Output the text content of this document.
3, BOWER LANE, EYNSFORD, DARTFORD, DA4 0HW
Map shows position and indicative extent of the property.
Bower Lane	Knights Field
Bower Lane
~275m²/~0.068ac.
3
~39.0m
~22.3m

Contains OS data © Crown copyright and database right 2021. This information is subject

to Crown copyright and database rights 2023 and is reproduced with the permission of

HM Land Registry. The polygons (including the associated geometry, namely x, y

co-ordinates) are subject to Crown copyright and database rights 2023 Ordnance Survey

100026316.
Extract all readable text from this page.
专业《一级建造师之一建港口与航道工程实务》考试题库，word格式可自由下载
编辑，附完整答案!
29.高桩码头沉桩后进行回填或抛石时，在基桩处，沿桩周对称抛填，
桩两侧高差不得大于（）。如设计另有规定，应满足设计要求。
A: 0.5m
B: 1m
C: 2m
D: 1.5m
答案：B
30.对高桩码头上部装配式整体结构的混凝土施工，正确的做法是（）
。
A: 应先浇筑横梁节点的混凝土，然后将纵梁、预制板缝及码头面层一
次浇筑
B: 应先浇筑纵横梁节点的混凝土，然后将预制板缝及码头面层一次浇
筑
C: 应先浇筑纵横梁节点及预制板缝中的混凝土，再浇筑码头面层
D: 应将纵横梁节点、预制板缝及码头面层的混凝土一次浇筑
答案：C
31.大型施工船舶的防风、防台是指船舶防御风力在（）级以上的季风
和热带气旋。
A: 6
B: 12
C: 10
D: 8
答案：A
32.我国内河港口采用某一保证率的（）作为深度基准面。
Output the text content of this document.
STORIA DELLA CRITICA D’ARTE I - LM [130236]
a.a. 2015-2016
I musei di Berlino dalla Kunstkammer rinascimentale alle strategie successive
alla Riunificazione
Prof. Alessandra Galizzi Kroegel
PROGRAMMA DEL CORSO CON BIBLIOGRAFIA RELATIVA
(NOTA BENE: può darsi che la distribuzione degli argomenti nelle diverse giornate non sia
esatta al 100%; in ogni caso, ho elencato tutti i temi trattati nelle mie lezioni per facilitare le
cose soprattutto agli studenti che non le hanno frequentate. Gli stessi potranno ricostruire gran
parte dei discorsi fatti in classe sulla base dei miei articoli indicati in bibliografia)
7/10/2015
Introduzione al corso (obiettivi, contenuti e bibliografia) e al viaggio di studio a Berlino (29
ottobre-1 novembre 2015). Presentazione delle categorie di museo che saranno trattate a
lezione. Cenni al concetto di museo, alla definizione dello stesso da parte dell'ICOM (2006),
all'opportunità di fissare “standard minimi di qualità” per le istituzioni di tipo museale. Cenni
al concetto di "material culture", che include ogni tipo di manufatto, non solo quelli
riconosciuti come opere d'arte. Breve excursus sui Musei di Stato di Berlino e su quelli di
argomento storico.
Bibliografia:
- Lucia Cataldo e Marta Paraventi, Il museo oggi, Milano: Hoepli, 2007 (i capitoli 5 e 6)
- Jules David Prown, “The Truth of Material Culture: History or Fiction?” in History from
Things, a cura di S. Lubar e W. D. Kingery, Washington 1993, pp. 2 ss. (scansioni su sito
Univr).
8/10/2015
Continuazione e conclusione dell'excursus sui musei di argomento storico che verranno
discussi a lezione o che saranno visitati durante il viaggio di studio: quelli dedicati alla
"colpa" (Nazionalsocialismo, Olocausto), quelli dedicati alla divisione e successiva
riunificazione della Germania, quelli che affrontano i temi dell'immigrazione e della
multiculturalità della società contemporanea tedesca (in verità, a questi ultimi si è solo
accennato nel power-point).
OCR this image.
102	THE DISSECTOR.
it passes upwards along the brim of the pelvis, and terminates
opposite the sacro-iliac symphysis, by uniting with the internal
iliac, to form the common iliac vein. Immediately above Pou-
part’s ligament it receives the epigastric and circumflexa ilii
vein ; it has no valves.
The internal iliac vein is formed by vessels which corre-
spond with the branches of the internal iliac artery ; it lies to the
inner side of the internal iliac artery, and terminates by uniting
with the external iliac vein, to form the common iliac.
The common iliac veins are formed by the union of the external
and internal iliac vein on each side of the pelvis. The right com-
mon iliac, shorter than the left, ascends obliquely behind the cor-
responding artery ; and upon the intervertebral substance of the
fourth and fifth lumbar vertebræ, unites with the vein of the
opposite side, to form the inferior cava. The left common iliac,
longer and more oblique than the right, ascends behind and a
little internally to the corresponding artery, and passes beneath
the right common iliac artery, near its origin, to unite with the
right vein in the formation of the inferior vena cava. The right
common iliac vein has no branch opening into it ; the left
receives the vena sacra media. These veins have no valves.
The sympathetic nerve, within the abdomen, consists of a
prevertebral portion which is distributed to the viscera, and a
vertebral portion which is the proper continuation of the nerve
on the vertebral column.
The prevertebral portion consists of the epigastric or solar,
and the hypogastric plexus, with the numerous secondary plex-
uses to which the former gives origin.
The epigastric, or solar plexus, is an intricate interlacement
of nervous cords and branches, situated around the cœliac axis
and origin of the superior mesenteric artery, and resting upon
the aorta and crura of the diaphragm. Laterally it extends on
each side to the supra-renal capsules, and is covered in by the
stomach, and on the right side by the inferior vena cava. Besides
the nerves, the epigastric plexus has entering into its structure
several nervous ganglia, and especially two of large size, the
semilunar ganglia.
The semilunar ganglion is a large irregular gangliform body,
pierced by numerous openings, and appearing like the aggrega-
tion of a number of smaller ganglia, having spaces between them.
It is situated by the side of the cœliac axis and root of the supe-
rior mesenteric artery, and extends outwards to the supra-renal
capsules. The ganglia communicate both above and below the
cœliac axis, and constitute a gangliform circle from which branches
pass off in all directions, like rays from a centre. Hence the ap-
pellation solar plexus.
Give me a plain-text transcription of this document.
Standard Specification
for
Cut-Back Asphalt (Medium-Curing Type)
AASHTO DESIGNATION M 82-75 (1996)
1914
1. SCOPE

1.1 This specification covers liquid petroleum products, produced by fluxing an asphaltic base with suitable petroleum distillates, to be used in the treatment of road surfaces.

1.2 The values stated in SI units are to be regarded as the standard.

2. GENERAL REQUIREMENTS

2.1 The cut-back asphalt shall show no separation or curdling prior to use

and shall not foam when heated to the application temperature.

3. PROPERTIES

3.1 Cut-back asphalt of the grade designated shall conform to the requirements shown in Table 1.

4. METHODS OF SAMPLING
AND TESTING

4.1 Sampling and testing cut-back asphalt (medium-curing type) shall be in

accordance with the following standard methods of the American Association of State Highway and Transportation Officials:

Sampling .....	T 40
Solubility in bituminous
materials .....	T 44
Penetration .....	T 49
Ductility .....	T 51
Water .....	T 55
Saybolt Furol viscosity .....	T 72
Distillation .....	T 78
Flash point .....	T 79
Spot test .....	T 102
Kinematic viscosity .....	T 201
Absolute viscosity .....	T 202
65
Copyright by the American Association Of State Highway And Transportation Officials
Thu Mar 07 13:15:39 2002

§ Requirement:
Restate all of the entries above precisely.

§ Full response:
Output the text content of this document.
3, BOWER LANE, EYNSFORD, DARTFORD, DA4 0HW
Map shows position and indicative extent of the property.
Bower Lane	Knights Field
Bower Lane
~275m²/~0.068ac.
3
~39.0m
~22.3m

Contains OS data © Crown copyright and database right 2021. This information is subject

to Crown copyright and database rights 2023 and is reproduced with the permission of

HM Land Registry. The polygons (including the associated geometry, namely x, y

co-ordinates) are subject to Crown copyright and database rights 2023 Ordnance Survey

100026316.
Extract all readable text from this page.
专业《一级建造师之一建港口与航道工程实务》考试题库，word格式可自由下载
编辑，附完整答案!
29.高桩码头沉桩后进行回填或抛石时，在基桩处，沿桩周对称抛填，
桩两侧高差不得大于（）。如设计另有规定，应满足设计要求。
A: 0.5m
B: 1m
C: 2m
D: 1.5m
答案：B
30.对高桩码头上部装配式整体结构的混凝土施工，正确的做法是（）
。
A: 应先浇筑横梁节点的混凝土，然后将纵梁、预制板缝及码头面层一
次浇筑
B: 应先浇筑纵横梁节点的混凝土，然后将预制板缝及码头面层一次浇
筑
C: 应先浇筑纵横梁节点及预制板缝中的混凝土，再浇筑码头面层
D: 应将纵横梁节点、预制板缝及码头面层的混凝土一次浇筑
答案：C
31.大型施工船舶的防风、防台是指船舶防御风力在（）级以上的季风
和热带气旋。
A: 6
B: 12
C: 10
D: 8
答案：A
32.我国内河港口采用某一保证率的（）作为深度基准面。
Output the text content of this document.
STORIA DELLA CRITICA D’ARTE I - LM [130236]
a.a. 2015-2016
I musei di Berlino dalla Kunstkammer rinascimentale alle strategie successive
alla Riunificazione
Prof. Alessandra Galizzi Kroegel
PROGRAMMA DEL CORSO CON BIBLIOGRAFIA RELATIVA
(NOTA BENE: può darsi che la distribuzione degli argomenti nelle diverse giornate non sia
esatta al 100%; in ogni caso, ho elencato tutti i temi trattati nelle mie lezioni per facilitare le
cose soprattutto agli studenti che non le hanno frequentate. Gli stessi potranno ricostruire gran
parte dei discorsi fatti in classe sulla base dei miei articoli indicati in bibliografia)
7/10/2015
Introduzione al corso (obiettivi, contenuti e bibliografia) e al viaggio di studio a Berlino (29
ottobre-1 novembre 2015). Presentazione delle categorie di museo che saranno trattate a
lezione. Cenni al concetto di museo, alla definizione dello stesso da parte dell'ICOM (2006),
all'opportunità di fissare “standard minimi di qualità” per le istituzioni di tipo museale. Cenni
al concetto di "material culture", che include ogni tipo di manufatto, non solo quelli
riconosciuti come opere d'arte. Breve excursus sui Musei di Stato di Berlino e su quelli di
argomento storico.
Bibliografia:
- Lucia Cataldo e Marta Paraventi, Il museo oggi, Milano: Hoepli, 2007 (i capitoli 5 e 6)
- Jules David Prown, “The Truth of Material Culture: History or Fiction?” in History from
Things, a cura di S. Lubar e W. D. Kingery, Washington 1993, pp. 2 ss. (scansioni su sito
Univr).
8/10/2015
Continuazione e conclusione dell'excursus sui musei di argomento storico che verranno
discussi a lezione o che saranno visitati durante il viaggio di studio: quelli dedicati alla
"colpa" (Nazionalsocialismo, Olocausto), quelli dedicati alla divisione e successiva
riunificazione della Germania, quelli che affrontano i temi dell'immigrazione e della
multiculturalità della società contemporanea tedesca (in verità, a questi ultimi si è solo
accennato nel power-point).
OCR this image.
102	THE DISSECTOR.
it passes upwards along the brim of the pelvis, and terminates
opposite the sacro-iliac symphysis, by uniting with the internal
iliac, to form the common iliac vein. Immediately above Pou-
part’s ligament it receives the epigastric and circumflexa ilii
vein ; it has no valves.
The internal iliac vein is formed by vessels which corre-
spond with the branches of the internal iliac artery ; it lies to the
inner side of the internal iliac artery, and terminates by uniting
with the external iliac vein, to form the common iliac.
The common iliac veins are formed by the union of the external
and internal iliac vein on each side of the pelvis. The right com-
mon iliac, shorter than the left, ascends obliquely behind the cor-
responding artery ; and upon the intervertebral substance of the
fourth and fifth lumbar vertebræ, unites with the vein of the
opposite side, to form the inferior cava. The left common iliac,
longer and more oblique than the right, ascends behind and a
little internally to the corresponding artery, and passes beneath
the right common iliac artery, near its origin, to unite with the
right vein in the formation of the inferior vena cava. The right
common iliac vein has no branch opening into it ; the left
receives the vena sacra media. These veins have no valves.
The sympathetic nerve, within the abdomen, consists of a
prevertebral portion which is distributed to the viscera, and a
vertebral portion which is the proper continuation of the nerve
on the vertebral column.
The prevertebral portion consists of the epigastric or solar,
and the hypogastric plexus, with the numerous secondary plex-
uses to which the former gives origin.
The epigastric, or solar plexus, is an intricate interlacement
of nervous cords and branches, situated around the cœliac axis
and origin of the superior mesenteric artery, and resting upon
the aorta and crura of the diaphragm. Laterally it extends on
each side to the supra-renal capsules, and is covered in by the
stomach, and on the right side by the inferior vena cava. Besides
the nerves, the epigastric plexus has entering into its structure
several nervous ganglia, and especially two of large size, the
semilunar ganglia.
The semilunar ganglion is a large irregular gangliform body,
pierced by numerous openings, and appearing like the aggrega-
tion of a number of smaller ganglia, having spaces between them.
It is situated by the side of the cœliac axis and root of the supe-
rior mesenteric artery, and extends outwards to the supra-renal
capsules. The ganglia communicate both above and below the
cœliac axis, and constitute a gangliform circle from which branches
pass off in all directions, like rays from a centre. Hence the ap-
pellation solar plexus.
Give me a plain-text transcription of this document.
Standard Specification
for
Cut-Back Asphalt (Medium-Curing Type)
AASHTO DESIGNATION M 82-75 (1996)
1914
1. SCOPE

1.1 This specification covers liquid petroleum products, produced by fluxing an asphaltic base with suitable petroleum distillates, to be used in the treatment of road surfaces.

1.2 The values stated in SI units are to be regarded as the standard.

2. GENERAL REQUIREMENTS

2.1 The cut-back asphalt shall show no separation or curdling prior to use

and shall not foam when heated to the application temperature.

3. PROPERTIES

3.1 Cut-back asphalt of the grade designated shall conform to the requirements shown in Table 1.

4. METHODS OF SAMPLING
AND TESTING

4.1 Sampling and testing cut-back asphalt (medium-curing type) shall be in

accordance with the following standard methods of the American Association of State Highway and Transportation Officials:

Sampling .....	T 40
Solubility in bituminous
materials .....	T 44
Penetration .....	T 49
Ductility .....	T 51
Water .....	T 55
Saybolt Furol viscosity .....	T 72
Distillation .....	T 78
Flash point .....	T 79
Spot test .....	T 102
Kinematic viscosity .....	T 201
Absolute viscosity .....	T 202
65
Copyright by the American Association Of State Highway And Transportation Officials
Thu Mar 07 13:15:39 2002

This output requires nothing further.